Start of RECORDS TO PROCESS

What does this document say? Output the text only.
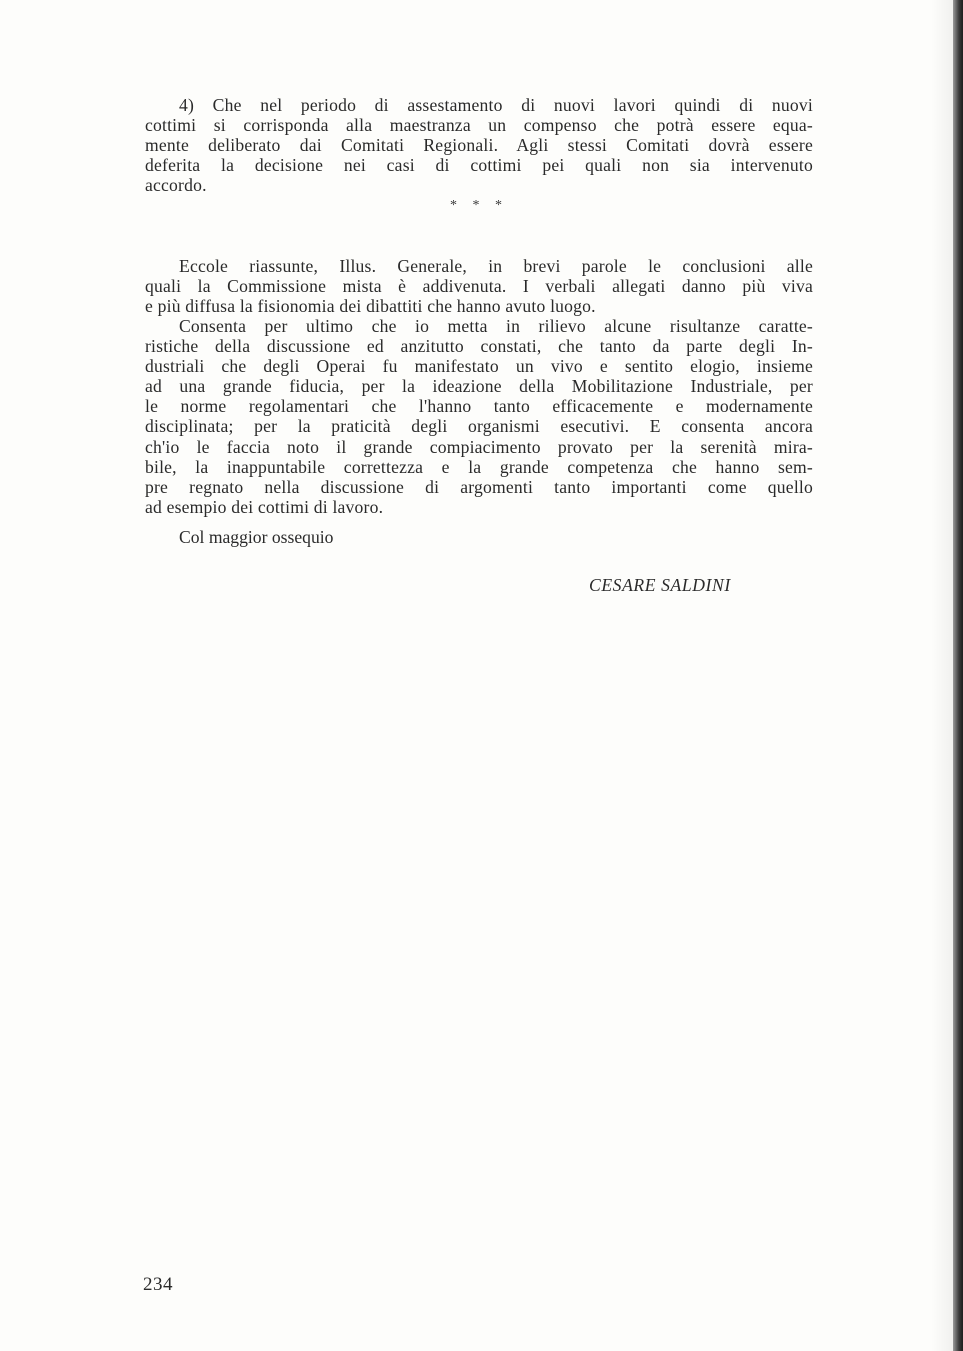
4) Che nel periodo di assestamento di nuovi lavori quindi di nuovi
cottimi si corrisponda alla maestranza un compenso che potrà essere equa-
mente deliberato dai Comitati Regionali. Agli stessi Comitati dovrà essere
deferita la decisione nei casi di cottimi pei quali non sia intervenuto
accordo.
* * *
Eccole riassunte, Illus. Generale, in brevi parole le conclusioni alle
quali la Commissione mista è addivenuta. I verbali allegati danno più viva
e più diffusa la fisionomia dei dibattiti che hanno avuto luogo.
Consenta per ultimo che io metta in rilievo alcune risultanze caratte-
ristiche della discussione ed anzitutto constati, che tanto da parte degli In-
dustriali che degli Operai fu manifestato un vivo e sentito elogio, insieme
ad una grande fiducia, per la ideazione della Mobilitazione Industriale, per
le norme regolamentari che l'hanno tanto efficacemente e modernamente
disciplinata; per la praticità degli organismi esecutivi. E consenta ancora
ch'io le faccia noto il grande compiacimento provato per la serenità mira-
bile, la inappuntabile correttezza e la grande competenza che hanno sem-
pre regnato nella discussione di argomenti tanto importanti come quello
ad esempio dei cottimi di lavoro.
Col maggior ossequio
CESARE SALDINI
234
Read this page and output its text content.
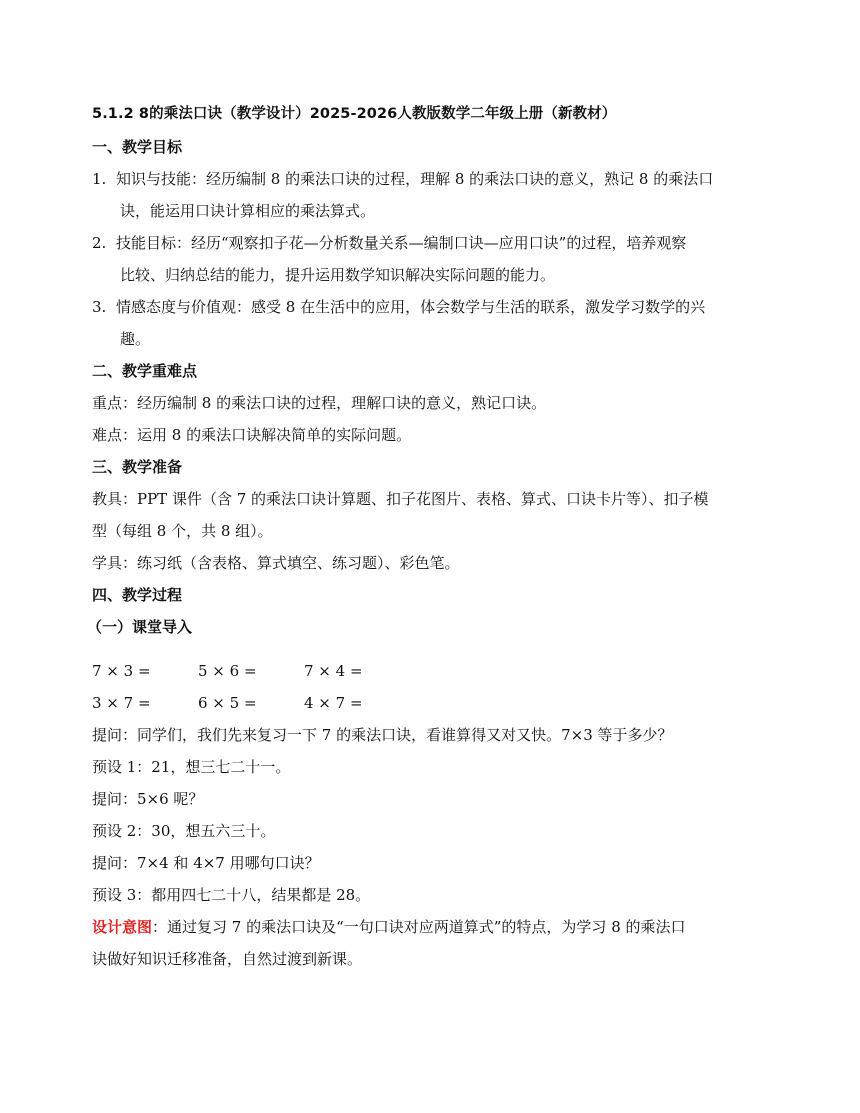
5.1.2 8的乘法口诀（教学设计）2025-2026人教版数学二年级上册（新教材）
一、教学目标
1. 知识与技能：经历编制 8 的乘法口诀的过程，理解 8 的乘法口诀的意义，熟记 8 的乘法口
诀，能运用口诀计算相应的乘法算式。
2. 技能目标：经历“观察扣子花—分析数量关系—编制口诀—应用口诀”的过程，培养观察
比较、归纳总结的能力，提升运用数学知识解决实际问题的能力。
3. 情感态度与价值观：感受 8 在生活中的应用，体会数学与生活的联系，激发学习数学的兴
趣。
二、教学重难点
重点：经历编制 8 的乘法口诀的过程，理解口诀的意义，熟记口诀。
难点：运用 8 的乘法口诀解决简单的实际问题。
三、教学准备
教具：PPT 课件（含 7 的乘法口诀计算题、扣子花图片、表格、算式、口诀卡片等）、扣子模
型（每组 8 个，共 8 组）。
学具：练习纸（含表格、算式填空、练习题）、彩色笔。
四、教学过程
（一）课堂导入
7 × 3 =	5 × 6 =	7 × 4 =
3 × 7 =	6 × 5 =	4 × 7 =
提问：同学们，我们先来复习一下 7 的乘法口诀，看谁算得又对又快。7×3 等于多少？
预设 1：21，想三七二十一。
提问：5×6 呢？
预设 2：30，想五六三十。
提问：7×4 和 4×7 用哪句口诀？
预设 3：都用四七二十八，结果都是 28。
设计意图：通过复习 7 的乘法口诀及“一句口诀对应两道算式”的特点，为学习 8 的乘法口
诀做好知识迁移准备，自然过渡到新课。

End of RECORDS TO PROCESS

PROBLEM TO SOLVE:
List all lines where "essere" occurs.

RESULT OF THE EXERCISE:
cottimi si corrisponda alla maestranza un compenso che potrà essere equa-
mente deliberato dai Comitati Regionali. Agli stessi Comitati dovrà essere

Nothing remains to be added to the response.